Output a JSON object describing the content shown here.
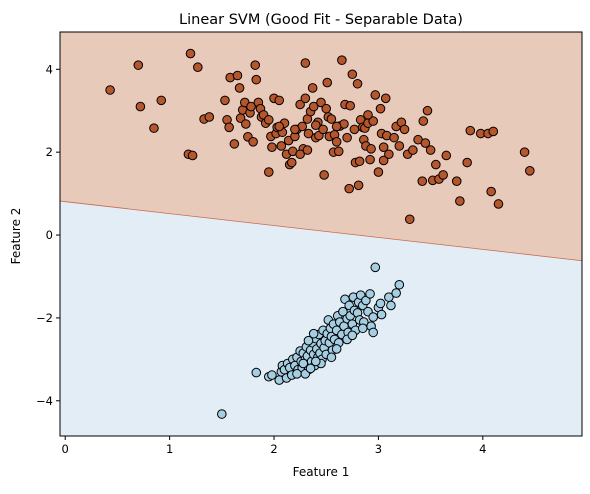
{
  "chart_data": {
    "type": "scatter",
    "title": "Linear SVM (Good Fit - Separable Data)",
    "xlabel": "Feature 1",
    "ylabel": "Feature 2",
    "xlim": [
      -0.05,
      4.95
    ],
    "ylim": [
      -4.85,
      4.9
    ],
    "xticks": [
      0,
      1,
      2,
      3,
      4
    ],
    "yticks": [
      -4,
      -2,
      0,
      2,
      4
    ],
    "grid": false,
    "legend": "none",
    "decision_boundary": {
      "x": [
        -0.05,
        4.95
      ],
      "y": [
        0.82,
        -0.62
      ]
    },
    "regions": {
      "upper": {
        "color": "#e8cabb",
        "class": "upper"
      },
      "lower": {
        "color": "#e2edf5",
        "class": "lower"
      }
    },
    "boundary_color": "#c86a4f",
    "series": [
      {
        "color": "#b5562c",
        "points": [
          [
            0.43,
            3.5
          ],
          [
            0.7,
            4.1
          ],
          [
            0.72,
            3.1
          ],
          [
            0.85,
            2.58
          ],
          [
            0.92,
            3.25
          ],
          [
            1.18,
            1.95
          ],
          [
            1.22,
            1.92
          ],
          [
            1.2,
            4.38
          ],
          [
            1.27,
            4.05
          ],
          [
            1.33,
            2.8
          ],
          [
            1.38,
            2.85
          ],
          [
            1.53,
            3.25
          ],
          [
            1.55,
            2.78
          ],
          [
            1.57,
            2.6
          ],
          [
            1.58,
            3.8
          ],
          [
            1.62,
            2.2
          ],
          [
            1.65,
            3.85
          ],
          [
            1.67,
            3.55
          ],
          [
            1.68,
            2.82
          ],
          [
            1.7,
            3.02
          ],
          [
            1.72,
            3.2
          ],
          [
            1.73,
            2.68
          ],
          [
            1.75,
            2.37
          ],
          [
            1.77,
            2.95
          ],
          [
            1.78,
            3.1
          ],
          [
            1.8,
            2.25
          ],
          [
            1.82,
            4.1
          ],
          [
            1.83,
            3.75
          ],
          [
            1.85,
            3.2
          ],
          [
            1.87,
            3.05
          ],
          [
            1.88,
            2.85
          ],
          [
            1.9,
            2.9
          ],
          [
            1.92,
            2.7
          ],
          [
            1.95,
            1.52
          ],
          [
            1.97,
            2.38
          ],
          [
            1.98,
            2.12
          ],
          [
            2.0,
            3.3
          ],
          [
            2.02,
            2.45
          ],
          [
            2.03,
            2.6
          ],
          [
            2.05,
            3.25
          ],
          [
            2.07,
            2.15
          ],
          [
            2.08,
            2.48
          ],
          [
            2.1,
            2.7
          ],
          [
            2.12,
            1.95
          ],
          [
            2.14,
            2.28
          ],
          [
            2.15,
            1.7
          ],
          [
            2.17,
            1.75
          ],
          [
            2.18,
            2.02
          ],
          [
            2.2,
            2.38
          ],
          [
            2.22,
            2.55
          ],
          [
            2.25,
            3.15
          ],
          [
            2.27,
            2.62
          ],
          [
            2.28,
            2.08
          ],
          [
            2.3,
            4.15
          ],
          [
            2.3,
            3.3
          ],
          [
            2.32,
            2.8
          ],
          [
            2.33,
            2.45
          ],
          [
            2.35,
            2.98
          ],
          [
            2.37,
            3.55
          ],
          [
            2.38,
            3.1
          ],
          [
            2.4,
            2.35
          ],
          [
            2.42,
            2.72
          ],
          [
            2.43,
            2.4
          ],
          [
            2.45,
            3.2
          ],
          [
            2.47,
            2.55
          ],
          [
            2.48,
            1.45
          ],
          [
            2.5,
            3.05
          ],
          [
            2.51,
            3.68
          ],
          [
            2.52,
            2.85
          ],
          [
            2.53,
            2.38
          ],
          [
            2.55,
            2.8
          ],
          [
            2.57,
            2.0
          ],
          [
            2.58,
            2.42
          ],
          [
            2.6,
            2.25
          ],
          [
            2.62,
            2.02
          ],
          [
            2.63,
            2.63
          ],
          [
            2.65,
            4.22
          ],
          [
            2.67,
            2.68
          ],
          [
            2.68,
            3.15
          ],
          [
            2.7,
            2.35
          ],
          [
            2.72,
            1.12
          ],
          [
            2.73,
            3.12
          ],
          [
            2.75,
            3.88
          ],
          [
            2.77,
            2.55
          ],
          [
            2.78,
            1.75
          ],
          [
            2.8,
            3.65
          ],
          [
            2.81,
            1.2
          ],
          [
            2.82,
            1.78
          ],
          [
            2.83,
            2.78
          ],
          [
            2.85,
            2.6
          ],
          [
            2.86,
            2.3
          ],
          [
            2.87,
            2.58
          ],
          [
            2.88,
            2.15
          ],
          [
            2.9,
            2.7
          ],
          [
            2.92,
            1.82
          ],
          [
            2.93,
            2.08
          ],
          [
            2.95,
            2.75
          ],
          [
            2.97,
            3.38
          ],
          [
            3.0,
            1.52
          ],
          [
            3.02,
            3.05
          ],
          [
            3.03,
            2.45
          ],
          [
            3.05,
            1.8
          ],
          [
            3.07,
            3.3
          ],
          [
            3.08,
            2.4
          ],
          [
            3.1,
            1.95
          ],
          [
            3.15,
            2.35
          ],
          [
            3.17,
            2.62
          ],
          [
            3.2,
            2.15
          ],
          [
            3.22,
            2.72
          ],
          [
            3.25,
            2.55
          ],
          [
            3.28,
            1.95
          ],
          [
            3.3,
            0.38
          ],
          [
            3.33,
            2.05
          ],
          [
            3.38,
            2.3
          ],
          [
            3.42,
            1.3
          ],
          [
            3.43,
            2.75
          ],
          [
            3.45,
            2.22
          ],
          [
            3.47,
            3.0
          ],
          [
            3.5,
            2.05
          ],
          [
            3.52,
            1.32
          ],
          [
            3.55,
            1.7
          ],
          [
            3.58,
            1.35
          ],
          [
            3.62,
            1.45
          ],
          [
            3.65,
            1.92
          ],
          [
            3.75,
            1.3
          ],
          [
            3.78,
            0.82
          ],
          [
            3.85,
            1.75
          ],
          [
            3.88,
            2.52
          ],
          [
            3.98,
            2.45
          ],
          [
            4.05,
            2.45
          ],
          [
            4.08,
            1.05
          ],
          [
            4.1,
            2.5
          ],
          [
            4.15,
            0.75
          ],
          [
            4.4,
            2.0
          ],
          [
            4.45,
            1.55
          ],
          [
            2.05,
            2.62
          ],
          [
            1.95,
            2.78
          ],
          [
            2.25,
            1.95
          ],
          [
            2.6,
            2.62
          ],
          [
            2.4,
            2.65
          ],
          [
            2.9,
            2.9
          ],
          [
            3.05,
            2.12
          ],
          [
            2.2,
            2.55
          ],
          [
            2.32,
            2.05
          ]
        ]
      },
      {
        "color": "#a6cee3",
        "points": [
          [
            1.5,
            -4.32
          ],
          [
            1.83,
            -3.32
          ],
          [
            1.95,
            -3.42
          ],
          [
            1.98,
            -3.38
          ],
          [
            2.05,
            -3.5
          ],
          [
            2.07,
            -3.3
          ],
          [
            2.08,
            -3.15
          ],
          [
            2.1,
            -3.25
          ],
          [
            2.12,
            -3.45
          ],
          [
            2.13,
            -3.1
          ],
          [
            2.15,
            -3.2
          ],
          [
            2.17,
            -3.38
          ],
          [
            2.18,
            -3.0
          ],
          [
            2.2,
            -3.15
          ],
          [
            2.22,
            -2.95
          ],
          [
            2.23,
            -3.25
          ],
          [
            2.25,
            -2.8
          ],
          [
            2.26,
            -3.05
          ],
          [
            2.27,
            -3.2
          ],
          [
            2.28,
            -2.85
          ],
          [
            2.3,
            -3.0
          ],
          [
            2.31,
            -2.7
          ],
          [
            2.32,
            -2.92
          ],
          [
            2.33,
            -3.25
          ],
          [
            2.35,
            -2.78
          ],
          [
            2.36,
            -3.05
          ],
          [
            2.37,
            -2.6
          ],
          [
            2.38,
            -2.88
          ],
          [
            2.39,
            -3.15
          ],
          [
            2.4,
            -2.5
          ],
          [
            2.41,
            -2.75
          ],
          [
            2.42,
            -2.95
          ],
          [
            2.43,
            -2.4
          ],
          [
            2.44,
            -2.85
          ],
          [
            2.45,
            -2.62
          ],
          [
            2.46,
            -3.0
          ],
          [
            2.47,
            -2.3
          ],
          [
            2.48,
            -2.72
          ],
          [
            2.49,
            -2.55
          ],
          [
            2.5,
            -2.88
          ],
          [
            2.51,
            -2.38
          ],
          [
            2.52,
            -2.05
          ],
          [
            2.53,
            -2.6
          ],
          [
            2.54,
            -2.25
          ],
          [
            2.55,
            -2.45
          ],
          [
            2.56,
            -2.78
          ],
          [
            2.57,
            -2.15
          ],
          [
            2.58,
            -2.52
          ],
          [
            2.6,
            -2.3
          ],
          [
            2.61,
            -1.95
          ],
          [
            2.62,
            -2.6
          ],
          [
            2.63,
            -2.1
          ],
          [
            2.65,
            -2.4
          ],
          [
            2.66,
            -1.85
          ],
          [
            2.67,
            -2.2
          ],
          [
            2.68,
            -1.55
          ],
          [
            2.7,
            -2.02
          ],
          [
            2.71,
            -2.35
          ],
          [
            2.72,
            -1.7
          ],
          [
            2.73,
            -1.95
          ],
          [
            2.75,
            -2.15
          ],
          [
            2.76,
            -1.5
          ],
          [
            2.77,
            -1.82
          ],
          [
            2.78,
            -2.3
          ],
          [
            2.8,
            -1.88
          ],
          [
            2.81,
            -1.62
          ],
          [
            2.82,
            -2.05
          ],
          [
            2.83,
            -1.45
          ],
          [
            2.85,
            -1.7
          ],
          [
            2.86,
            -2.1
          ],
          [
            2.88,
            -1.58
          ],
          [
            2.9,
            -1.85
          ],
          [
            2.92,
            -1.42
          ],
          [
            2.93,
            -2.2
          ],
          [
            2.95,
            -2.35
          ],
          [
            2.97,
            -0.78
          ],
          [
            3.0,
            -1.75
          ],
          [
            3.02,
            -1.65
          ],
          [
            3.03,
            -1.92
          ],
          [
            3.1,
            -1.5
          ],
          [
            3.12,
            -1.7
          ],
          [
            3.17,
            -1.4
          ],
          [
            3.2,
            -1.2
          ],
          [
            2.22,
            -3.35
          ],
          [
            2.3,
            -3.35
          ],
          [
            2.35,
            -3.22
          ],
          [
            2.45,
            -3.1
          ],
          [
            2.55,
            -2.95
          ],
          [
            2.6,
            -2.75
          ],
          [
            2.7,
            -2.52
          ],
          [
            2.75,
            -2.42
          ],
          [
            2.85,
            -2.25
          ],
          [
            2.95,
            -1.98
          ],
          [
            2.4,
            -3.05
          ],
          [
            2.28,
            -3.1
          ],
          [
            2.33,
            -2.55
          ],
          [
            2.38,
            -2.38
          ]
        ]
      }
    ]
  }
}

****************************************

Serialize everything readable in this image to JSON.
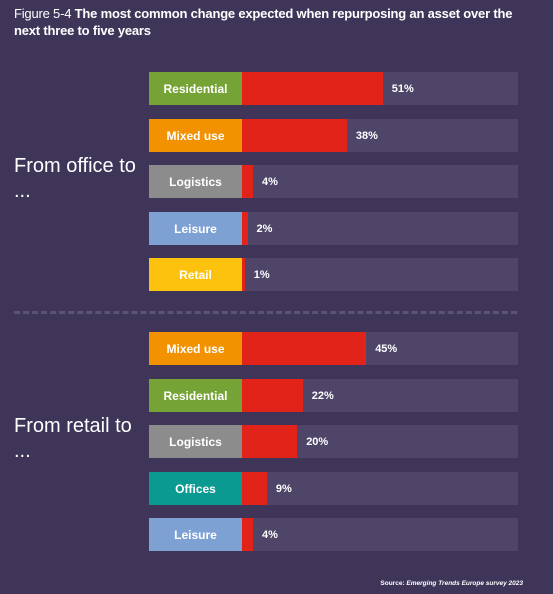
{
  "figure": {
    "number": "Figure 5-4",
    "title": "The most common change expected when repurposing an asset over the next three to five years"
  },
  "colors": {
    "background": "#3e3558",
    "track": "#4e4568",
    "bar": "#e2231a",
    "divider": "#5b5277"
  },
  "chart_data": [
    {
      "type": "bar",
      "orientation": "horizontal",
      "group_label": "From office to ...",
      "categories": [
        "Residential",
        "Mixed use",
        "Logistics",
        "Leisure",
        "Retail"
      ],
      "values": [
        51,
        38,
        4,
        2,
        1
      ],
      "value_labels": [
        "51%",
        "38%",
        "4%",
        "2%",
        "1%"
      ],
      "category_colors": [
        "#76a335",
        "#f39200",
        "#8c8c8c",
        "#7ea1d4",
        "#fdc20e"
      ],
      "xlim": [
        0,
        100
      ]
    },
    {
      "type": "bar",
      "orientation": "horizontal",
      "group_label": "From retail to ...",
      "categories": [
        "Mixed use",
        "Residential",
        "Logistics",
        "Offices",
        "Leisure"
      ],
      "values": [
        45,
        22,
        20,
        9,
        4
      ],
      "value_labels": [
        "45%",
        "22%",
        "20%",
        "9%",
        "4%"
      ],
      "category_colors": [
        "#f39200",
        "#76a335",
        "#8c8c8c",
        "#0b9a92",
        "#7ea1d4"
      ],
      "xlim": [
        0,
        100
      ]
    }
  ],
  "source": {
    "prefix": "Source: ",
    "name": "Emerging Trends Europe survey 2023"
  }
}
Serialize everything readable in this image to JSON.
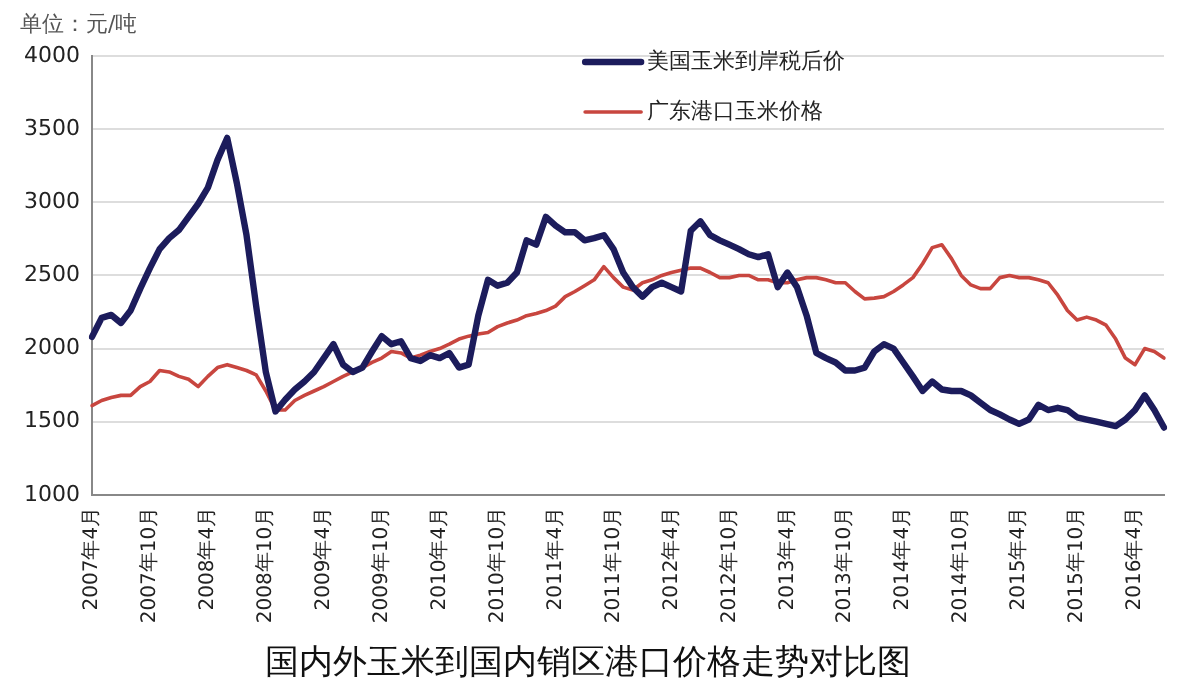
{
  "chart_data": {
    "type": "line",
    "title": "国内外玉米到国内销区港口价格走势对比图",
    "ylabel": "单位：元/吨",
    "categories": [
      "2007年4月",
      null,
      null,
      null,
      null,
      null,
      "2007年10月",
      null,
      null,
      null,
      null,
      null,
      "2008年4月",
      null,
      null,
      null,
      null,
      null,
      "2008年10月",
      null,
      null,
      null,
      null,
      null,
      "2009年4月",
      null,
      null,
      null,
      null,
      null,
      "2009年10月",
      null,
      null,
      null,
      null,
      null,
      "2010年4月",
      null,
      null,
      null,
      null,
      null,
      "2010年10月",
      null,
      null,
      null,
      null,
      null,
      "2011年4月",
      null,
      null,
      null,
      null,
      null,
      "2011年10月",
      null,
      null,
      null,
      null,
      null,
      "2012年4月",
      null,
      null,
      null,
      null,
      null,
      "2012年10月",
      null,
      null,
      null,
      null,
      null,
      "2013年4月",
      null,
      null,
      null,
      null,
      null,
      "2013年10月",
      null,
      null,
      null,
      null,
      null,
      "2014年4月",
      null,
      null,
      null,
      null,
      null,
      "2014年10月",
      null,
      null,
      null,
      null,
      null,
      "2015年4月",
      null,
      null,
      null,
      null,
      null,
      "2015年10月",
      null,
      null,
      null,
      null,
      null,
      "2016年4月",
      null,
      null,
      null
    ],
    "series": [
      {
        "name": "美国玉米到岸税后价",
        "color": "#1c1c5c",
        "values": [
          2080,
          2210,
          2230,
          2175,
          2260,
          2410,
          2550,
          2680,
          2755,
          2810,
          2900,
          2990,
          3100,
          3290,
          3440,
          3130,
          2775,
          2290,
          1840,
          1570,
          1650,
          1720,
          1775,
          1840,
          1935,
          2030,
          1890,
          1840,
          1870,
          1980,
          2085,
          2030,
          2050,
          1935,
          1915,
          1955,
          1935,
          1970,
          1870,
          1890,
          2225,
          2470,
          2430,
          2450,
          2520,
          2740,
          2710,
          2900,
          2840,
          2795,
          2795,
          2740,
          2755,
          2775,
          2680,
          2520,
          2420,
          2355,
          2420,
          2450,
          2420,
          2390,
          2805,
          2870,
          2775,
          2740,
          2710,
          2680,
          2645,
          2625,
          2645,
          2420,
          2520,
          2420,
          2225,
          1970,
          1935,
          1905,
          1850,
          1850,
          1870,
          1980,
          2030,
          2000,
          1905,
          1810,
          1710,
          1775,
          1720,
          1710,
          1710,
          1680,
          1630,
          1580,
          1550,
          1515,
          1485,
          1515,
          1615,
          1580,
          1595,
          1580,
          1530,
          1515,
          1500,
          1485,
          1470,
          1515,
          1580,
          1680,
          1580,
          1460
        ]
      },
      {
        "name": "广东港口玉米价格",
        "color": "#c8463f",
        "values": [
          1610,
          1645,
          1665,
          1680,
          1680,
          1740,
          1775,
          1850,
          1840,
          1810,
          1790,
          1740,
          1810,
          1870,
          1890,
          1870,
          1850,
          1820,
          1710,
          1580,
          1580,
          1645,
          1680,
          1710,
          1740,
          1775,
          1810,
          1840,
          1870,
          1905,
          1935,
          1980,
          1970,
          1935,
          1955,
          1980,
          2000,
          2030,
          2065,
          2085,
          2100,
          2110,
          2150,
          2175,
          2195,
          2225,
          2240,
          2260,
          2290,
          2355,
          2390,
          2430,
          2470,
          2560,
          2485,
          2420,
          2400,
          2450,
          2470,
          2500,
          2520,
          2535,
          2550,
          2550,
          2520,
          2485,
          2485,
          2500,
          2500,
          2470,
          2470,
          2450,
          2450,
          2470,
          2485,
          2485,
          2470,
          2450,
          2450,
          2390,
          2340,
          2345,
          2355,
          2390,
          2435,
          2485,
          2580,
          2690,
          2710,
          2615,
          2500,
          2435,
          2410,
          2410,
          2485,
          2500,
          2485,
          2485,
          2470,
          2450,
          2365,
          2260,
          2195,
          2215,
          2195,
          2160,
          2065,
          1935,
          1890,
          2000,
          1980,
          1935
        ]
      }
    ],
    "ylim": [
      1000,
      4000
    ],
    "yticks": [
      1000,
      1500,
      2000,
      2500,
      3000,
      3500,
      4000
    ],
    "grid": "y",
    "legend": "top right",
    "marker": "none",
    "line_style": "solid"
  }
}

****************************************

Your instructions: Look for "title" and pull out every line that has it.

Answer for the task:
    "title": "Linear SVM (Good Fit - Separable Data)",
    "title": "The most common change expected when repurposing an asset over the next three to five years"
    "title": "国内外玉米到国内销区港口价格走势对比图",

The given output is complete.